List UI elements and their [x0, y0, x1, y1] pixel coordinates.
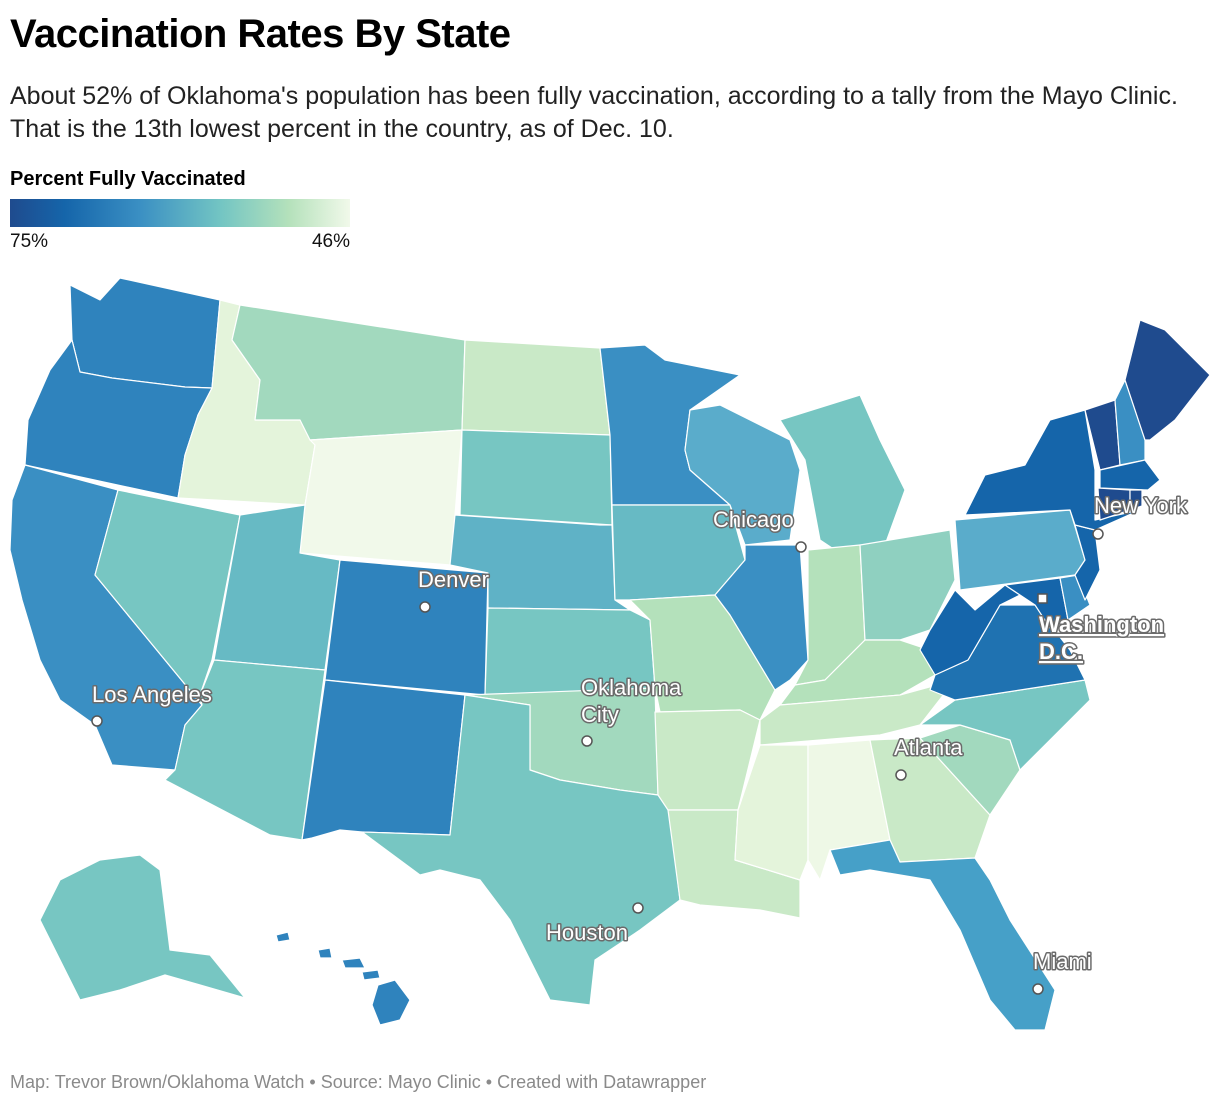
- city-label: Miami: [1033, 949, 1092, 974]
- city-label: D.C.: [1039, 639, 1083, 664]
- city-houston: Houston: [545, 902, 644, 947]
- city-label: City: [581, 702, 619, 727]
- state-arizona[interactable]: [164, 659, 326, 841]
- city-dot: [1032, 983, 1044, 995]
- state-illinois[interactable]: [714, 544, 809, 691]
- legend-gradient-bar: [10, 199, 350, 227]
- legend-ticks: 75% 46%: [10, 231, 350, 253]
- city-oklahoma-city: Oklahoma City: [580, 674, 684, 747]
- city-label: Denver: [418, 567, 489, 592]
- city-dot: [91, 715, 103, 727]
- legend-title: Percent Fully Vaccinated: [10, 168, 246, 190]
- state-north-dakota[interactable]: [461, 339, 611, 436]
- city-dot: [581, 735, 593, 747]
- state-wisconsin[interactable]: [684, 404, 801, 546]
- state-hawaii[interactable]: [275, 931, 411, 1026]
- city-markers: Los Angeles Denver Oklahoma City Houston…: [91, 492, 1189, 995]
- city-atlanta: Atlanta: [893, 734, 965, 781]
- city-washington-dc: Washington D.C.: [1037, 593, 1166, 666]
- color-legend: Percent Fully Vaccinated 75% 46%: [10, 168, 350, 253]
- chart-title: Vaccination Rates By State: [10, 12, 511, 56]
- state-shapes: [9, 277, 1211, 1031]
- state-new-york[interactable]: [964, 409, 1141, 531]
- state-west-virginia[interactable]: [919, 584, 1021, 676]
- state-new-mexico[interactable]: [301, 679, 466, 841]
- city-label: Chicago: [713, 507, 794, 532]
- city-denver: Denver: [417, 566, 490, 613]
- city-dot: [795, 541, 807, 553]
- state-massachusetts[interactable]: [1099, 459, 1161, 491]
- city-dot: [1092, 528, 1104, 540]
- legend-max-label: 75%: [10, 231, 49, 252]
- chart-subtitle: About 52% of Oklahoma's population has b…: [10, 82, 1178, 143]
- city-chicago: Chicago: [712, 506, 807, 553]
- us-choropleth-map: Los Angeles Denver Oklahoma City Houston…: [9, 277, 1211, 1031]
- city-dot: [895, 769, 907, 781]
- state-rhode-island[interactable]: [1129, 489, 1143, 511]
- city-new-york: New York: [1092, 492, 1189, 540]
- source-credit: Map: Trevor Brown/Oklahoma Watch • Sourc…: [10, 1072, 707, 1092]
- state-wyoming[interactable]: [299, 429, 463, 566]
- city-label: New York: [1094, 493, 1188, 518]
- state-south-dakota[interactable]: [459, 429, 613, 526]
- city-label: Washington: [1039, 612, 1164, 637]
- city-label: Los Angeles: [92, 682, 212, 707]
- city-dot: [419, 601, 431, 613]
- legend-min-label: 46%: [311, 231, 350, 252]
- city-label: Atlanta: [894, 735, 963, 760]
- state-maine[interactable]: [1124, 319, 1211, 441]
- state-texas[interactable]: [361, 694, 681, 1006]
- city-los-angeles: Los Angeles: [91, 681, 213, 727]
- state-montana[interactable]: [231, 304, 466, 441]
- state-tennessee[interactable]: [759, 679, 956, 746]
- capital-marker: [1037, 593, 1048, 604]
- city-miami: Miami: [1032, 948, 1093, 995]
- city-dot: [632, 902, 644, 914]
- city-label: Houston: [546, 920, 628, 945]
- state-new-hampshire[interactable]: [1114, 379, 1146, 466]
- state-florida[interactable]: [829, 839, 1056, 1031]
- city-label: Oklahoma: [581, 675, 682, 700]
- state-alaska[interactable]: [39, 854, 246, 1001]
- state-washington[interactable]: [69, 277, 221, 389]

DO THIS |
Convert every line of the records above into a JSON list of strings, one string per line, omitting blank lines and leaving out the pictures.

THE RESULT |
[
  "List UI elements and their [x0, y0, x1, y1] pixel coordinates.",
  "- city-label: Miami: [1033, 949, 1092, 974]",
  "- city-label: D.C.: [1039, 639, 1083, 664]",
  "- city-houston: Houston: [545, 902, 644, 947]",
  "- city-label: City: [581, 702, 619, 727]",
  "- state-arizona[interactable]: [164, 659, 326, 841]",
  "- city-dot: [1032, 983, 1044, 995]",
  "- state-illinois[interactable]: [714, 544, 809, 691]",
  "- legend-gradient-bar: [10, 199, 350, 227]",
  "- legend-ticks: 75% 46%: [10, 231, 350, 253]",
  "- city-oklahoma-city: Oklahoma City: [580, 674, 684, 747]",
  "- city-label: Denver: [418, 567, 489, 592]",
  "- city-dot: [91, 715, 103, 727]",
  "- legend-title: Percent Fully Vaccinated: [10, 168, 246, 190]",
  "- state-north-dakota[interactable]: [461, 339, 611, 436]",
  "- city-dot: [581, 735, 593, 747]",
  "- state-wisconsin[interactable]: [684, 404, 801, 546]",
  "- state-hawaii[interactable]: [275, 931, 411, 1026]",
  "- city-markers: Los Angeles Denver Oklahoma City Houston…: [91, 492, 1189, 995]",
  "- city-atlanta: Atlanta: [893, 734, 965, 781]",
  "- city-washington-dc: Washington D.C.: [1037, 593, 1166, 666]",
  "- color-legend: Percent Fully Vaccinated 75% 46%: [10, 168, 350, 253]",
  "- chart-title: Vaccination Rates By State: [10, 12, 511, 56]",
  "- state-shapes: [9, 277, 1211, 1031]",
  "- state-new-york[interactable]: [964, 409, 1141, 531]",
  "- state-west-virginia[interactable]: [919, 584, 1021, 676]",
  "- state-new-mexico[interactable]: [301, 679, 466, 841]",
  "- city-label: Chicago: [713, 507, 794, 532]",
  "- city-denver: Denver: [417, 566, 490, 613]",
  "- city-dot: [795, 541, 807, 553]",
  "- state-massachusetts[interactable]: [1099, 459, 1161, 491]",
  "- city-dot: [1092, 528, 1104, 540]",
  "- legend-max-label: 75%: [10, 231, 49, 252]",
  "- chart-subtitle: About 52% of Oklahoma's population has b…: [10, 82, 1178, 143]",
  "- city-chicago: Chicago: [712, 506, 807, 553]",
  "- us-choropleth-map: Los Angeles Denver Oklahoma City Houston…: [9, 277, 1211, 1031]",
  "- city-dot: [895, 769, 907, 781]",
  "- state-rhode-island[interactable]: [1129, 489, 1143, 511]",
  "- city-new-york: New York: [1092, 492, 1189, 540]",
  "- source-credit: Map: Trevor Brown/Oklahoma Watch • Sourc…: [10, 1072, 707, 1092]",
  "- state-wyoming[interactable]: [299, 429, 463, 566]",
  "- city-label: New York: [1094, 493, 1188, 518]",
  "- state-south-dakota[interactable]: [459, 429, 613, 526]",
  "- city-label: Washington: [1039, 612, 1164, 637]",
  "- city-label: Los Angeles: [92, 682, 212, 707]",
  "- city-dot: [419, 601, 431, 613]",
  "- legend-min-label: 46%: [311, 231, 350, 252]",
  "- city-label: Atlanta: [894, 735, 963, 760]",
  "- state-maine[interactable]: [1124, 319, 1211, 441]",
  "- state-texas[interactable]: [361, 694, 681, 1006]",
  "- city-los-angeles: Los Angeles: [91, 681, 213, 727]",
  "- state-montana[interactable]: [231, 304, 466, 441]",
  "- state-tennessee[interactable]: [759, 679, 956, 746]",
  "- capital-marker: [1037, 593, 1048, 604]",
  "- city-miami: Miami: [1032, 948, 1093, 995]",
  "- city-dot: [632, 902, 644, 914]",
  "- city-label: Houston: [546, 920, 628, 945]",
  "- state-new-hampshire[interactable]: [1114, 379, 1146, 466]",
  "- state-florida[interactable]: [829, 839, 1056, 1031]",
  "- city-label: Oklahoma: [581, 675, 682, 700]",
  "- state-alaska[interactable]: [39, 854, 246, 1001]",
  "- state-washington[interactable]: [69, 277, 221, 389]"
]